■ JOB ■
Write every line out verbatim and omit the pictures.

■ RECORDS FOR THE EXERCISE ■
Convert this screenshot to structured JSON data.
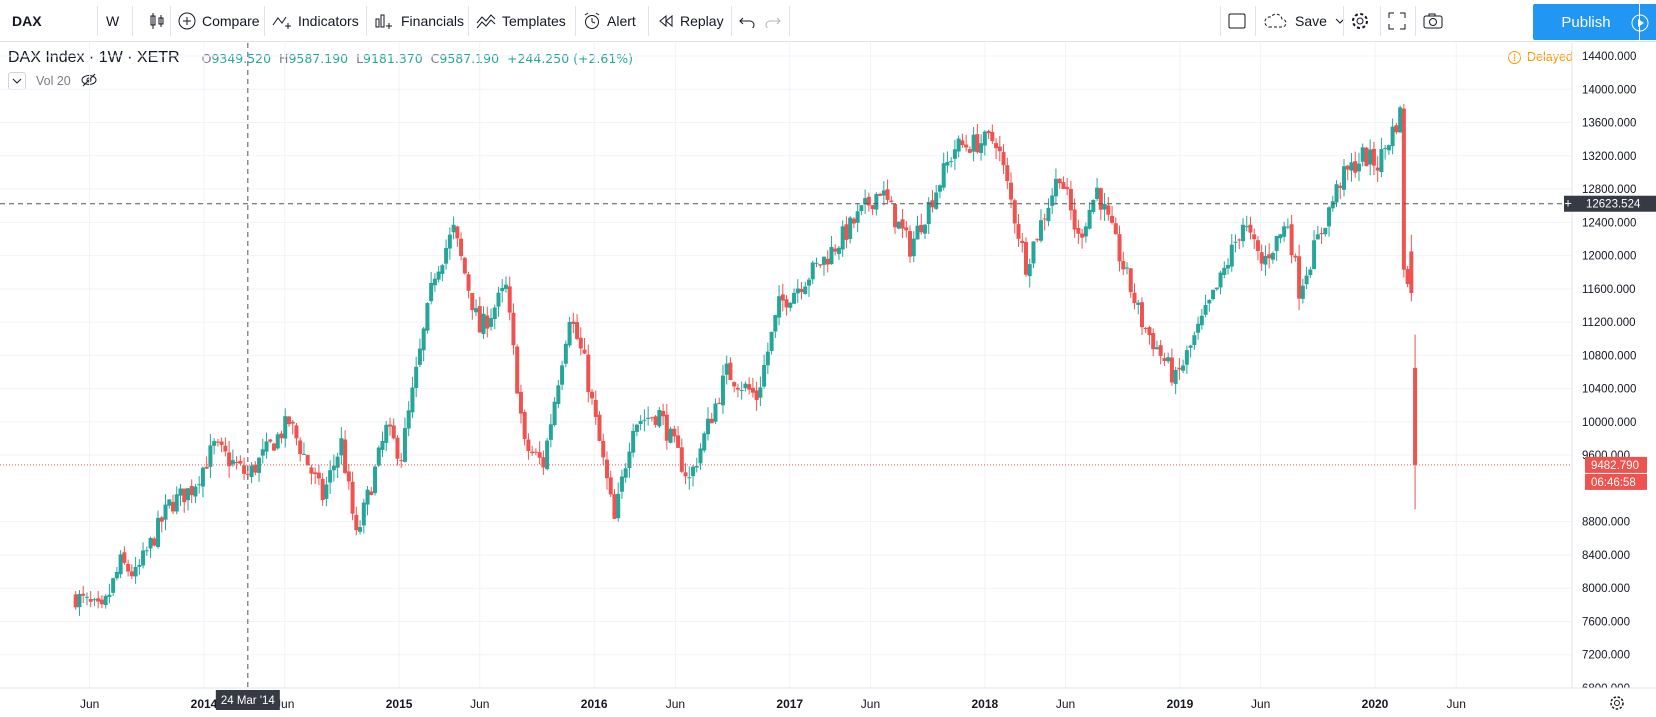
{
  "toolbar": {
    "symbol": "DAX",
    "interval": "W",
    "compare": "Compare",
    "indicators": "Indicators",
    "financials": "Financials",
    "templates": "Templates",
    "alert": "Alert",
    "replay": "Replay",
    "save": "Save",
    "publish": "Publish"
  },
  "legend": {
    "name": "DAX Index",
    "interval": "1W",
    "exchange": "XETR",
    "open_key": "O",
    "open": "9349.520",
    "high_key": "H",
    "high": "9587.190",
    "low_key": "L",
    "low": "9181.370",
    "close_key": "C",
    "close": "9587.190",
    "change": "+244.250 (+2.61%)",
    "volume": "Vol 20"
  },
  "status": {
    "delayed": "Delayed"
  },
  "chart_data": {
    "type": "candlestick",
    "y_axis": {
      "range": [
        6800,
        14400
      ],
      "ticks": [
        "14400.000",
        "14000.000",
        "13600.000",
        "13200.000",
        "12800.000",
        "12400.000",
        "12000.000",
        "11600.000",
        "11200.000",
        "10800.000",
        "10400.000",
        "10000.000",
        "9600.000",
        "8800.000",
        "8400.000",
        "8000.000",
        "7600.000",
        "7200.000",
        "6800.000"
      ]
    },
    "x_axis": {
      "labels": [
        "Jun",
        "2014",
        "Jun",
        "2015",
        "Jun",
        "2016",
        "Jun",
        "2017",
        "Jun",
        "2018",
        "Jun",
        "2019",
        "Jun",
        "2020",
        "Jun"
      ]
    },
    "crosshair": {
      "date_label": "24 Mar '14",
      "price_label": "12623.524",
      "price": 12623.524
    },
    "last_price": {
      "value": 9482.79,
      "label": "9482.790",
      "countdown": "06:46:58"
    },
    "anchors": [
      [
        "2013-05-06",
        7900
      ],
      [
        "2013-06-24",
        7700
      ],
      [
        "2013-07-29",
        8300
      ],
      [
        "2013-08-26",
        8150
      ],
      [
        "2013-10-28",
        9000
      ],
      [
        "2013-12-09",
        9200
      ],
      [
        "2014-01-20",
        9700
      ],
      [
        "2014-03-24",
        9350
      ],
      [
        "2014-06-09",
        10000
      ],
      [
        "2014-08-11",
        9100
      ],
      [
        "2014-09-15",
        9750
      ],
      [
        "2014-10-13",
        8600
      ],
      [
        "2014-12-08",
        9900
      ],
      [
        "2015-01-05",
        9600
      ],
      [
        "2015-03-09",
        11800
      ],
      [
        "2015-04-13",
        12300
      ],
      [
        "2015-06-01",
        11100
      ],
      [
        "2015-07-20",
        11600
      ],
      [
        "2015-08-24",
        9700
      ],
      [
        "2015-09-28",
        9500
      ],
      [
        "2015-11-16",
        11300
      ],
      [
        "2015-12-14",
        10700
      ],
      [
        "2016-02-08",
        8800
      ],
      [
        "2016-03-14",
        10000
      ],
      [
        "2016-05-02",
        10100
      ],
      [
        "2016-06-27",
        9300
      ],
      [
        "2016-09-05",
        10600
      ],
      [
        "2016-10-31",
        10300
      ],
      [
        "2016-12-12",
        11400
      ],
      [
        "2017-03-13",
        12000
      ],
      [
        "2017-06-19",
        12800
      ],
      [
        "2017-08-14",
        12100
      ],
      [
        "2017-10-16",
        13000
      ],
      [
        "2017-11-06",
        13300
      ],
      [
        "2018-01-22",
        13400
      ],
      [
        "2018-03-19",
        11900
      ],
      [
        "2018-05-21",
        13000
      ],
      [
        "2018-06-25",
        12200
      ],
      [
        "2018-07-30",
        12800
      ],
      [
        "2018-10-22",
        11200
      ],
      [
        "2018-12-24",
        10500
      ],
      [
        "2019-03-18",
        11700
      ],
      [
        "2019-04-29",
        12400
      ],
      [
        "2019-06-03",
        11900
      ],
      [
        "2019-07-22",
        12400
      ],
      [
        "2019-08-12",
        11600
      ],
      [
        "2019-10-28",
        12900
      ],
      [
        "2019-12-09",
        13200
      ],
      [
        "2020-01-06",
        13100
      ],
      [
        "2020-02-17",
        13700
      ],
      [
        "2020-02-24",
        11900
      ],
      [
        "2020-03-02",
        11600
      ],
      [
        "2020-03-09",
        9300
      ],
      [
        "2020-03-16",
        9500
      ]
    ]
  },
  "colors": {
    "up": "#26a69a",
    "down": "#ef5350",
    "grid": "#f0f3fa",
    "accent": "#2196f3",
    "delayed": "#ff9800"
  }
}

■ TASK SOLUTION ■
Convert this screenshot to structured JSON data.
{
  "toolbar": {
    "symbol": "DAX",
    "interval": "W",
    "compare": "Compare",
    "indicators": "Indicators",
    "financials": "Financials",
    "templates": "Templates",
    "alert": "Alert",
    "replay": "Replay",
    "save": "Save",
    "publish": "Publish"
  },
  "legend": {
    "name": "DAX Index",
    "interval": "1W",
    "exchange": "XETR",
    "open_key": "O",
    "open": "9349.520",
    "high_key": "H",
    "high": "9587.190",
    "low_key": "L",
    "low": "9181.370",
    "close_key": "C",
    "close": "9587.190",
    "change": "+244.250 (+2.61%)",
    "volume": "Vol 20"
  },
  "status": {
    "delayed": "Delayed"
  },
  "chart_data": {
    "type": "candlestick",
    "y_axis": {
      "range": [
        6800,
        14400
      ],
      "ticks": [
        "14400.000",
        "14000.000",
        "13600.000",
        "13200.000",
        "12800.000",
        "12400.000",
        "12000.000",
        "11600.000",
        "11200.000",
        "10800.000",
        "10400.000",
        "10000.000",
        "9600.000",
        "8800.000",
        "8400.000",
        "8000.000",
        "7600.000",
        "7200.000",
        "6800.000"
      ]
    },
    "x_axis": {
      "labels": [
        "Jun",
        "2014",
        "Jun",
        "2015",
        "Jun",
        "2016",
        "Jun",
        "2017",
        "Jun",
        "2018",
        "Jun",
        "2019",
        "Jun",
        "2020",
        "Jun"
      ]
    },
    "crosshair": {
      "date_label": "24 Mar '14",
      "price_label": "12623.524",
      "price": 12623.524
    },
    "last_price": {
      "value": 9482.79,
      "label": "9482.790",
      "countdown": "06:46:58"
    },
    "anchors": [
      [
        "2013-05-06",
        7900
      ],
      [
        "2013-06-24",
        7700
      ],
      [
        "2013-07-29",
        8300
      ],
      [
        "2013-08-26",
        8150
      ],
      [
        "2013-10-28",
        9000
      ],
      [
        "2013-12-09",
        9200
      ],
      [
        "2014-01-20",
        9700
      ],
      [
        "2014-03-24",
        9350
      ],
      [
        "2014-06-09",
        10000
      ],
      [
        "2014-08-11",
        9100
      ],
      [
        "2014-09-15",
        9750
      ],
      [
        "2014-10-13",
        8600
      ],
      [
        "2014-12-08",
        9900
      ],
      [
        "2015-01-05",
        9600
      ],
      [
        "2015-03-09",
        11800
      ],
      [
        "2015-04-13",
        12300
      ],
      [
        "2015-06-01",
        11100
      ],
      [
        "2015-07-20",
        11600
      ],
      [
        "2015-08-24",
        9700
      ],
      [
        "2015-09-28",
        9500
      ],
      [
        "2015-11-16",
        11300
      ],
      [
        "2015-12-14",
        10700
      ],
      [
        "2016-02-08",
        8800
      ],
      [
        "2016-03-14",
        10000
      ],
      [
        "2016-05-02",
        10100
      ],
      [
        "2016-06-27",
        9300
      ],
      [
        "2016-09-05",
        10600
      ],
      [
        "2016-10-31",
        10300
      ],
      [
        "2016-12-12",
        11400
      ],
      [
        "2017-03-13",
        12000
      ],
      [
        "2017-06-19",
        12800
      ],
      [
        "2017-08-14",
        12100
      ],
      [
        "2017-10-16",
        13000
      ],
      [
        "2017-11-06",
        13300
      ],
      [
        "2018-01-22",
        13400
      ],
      [
        "2018-03-19",
        11900
      ],
      [
        "2018-05-21",
        13000
      ],
      [
        "2018-06-25",
        12200
      ],
      [
        "2018-07-30",
        12800
      ],
      [
        "2018-10-22",
        11200
      ],
      [
        "2018-12-24",
        10500
      ],
      [
        "2019-03-18",
        11700
      ],
      [
        "2019-04-29",
        12400
      ],
      [
        "2019-06-03",
        11900
      ],
      [
        "2019-07-22",
        12400
      ],
      [
        "2019-08-12",
        11600
      ],
      [
        "2019-10-28",
        12900
      ],
      [
        "2019-12-09",
        13200
      ],
      [
        "2020-01-06",
        13100
      ],
      [
        "2020-02-17",
        13700
      ],
      [
        "2020-02-24",
        11900
      ],
      [
        "2020-03-02",
        11600
      ],
      [
        "2020-03-09",
        9300
      ],
      [
        "2020-03-16",
        9500
      ]
    ]
  },
  "colors": {
    "up": "#26a69a",
    "down": "#ef5350",
    "grid": "#f0f3fa",
    "accent": "#2196f3",
    "delayed": "#ff9800"
  }
}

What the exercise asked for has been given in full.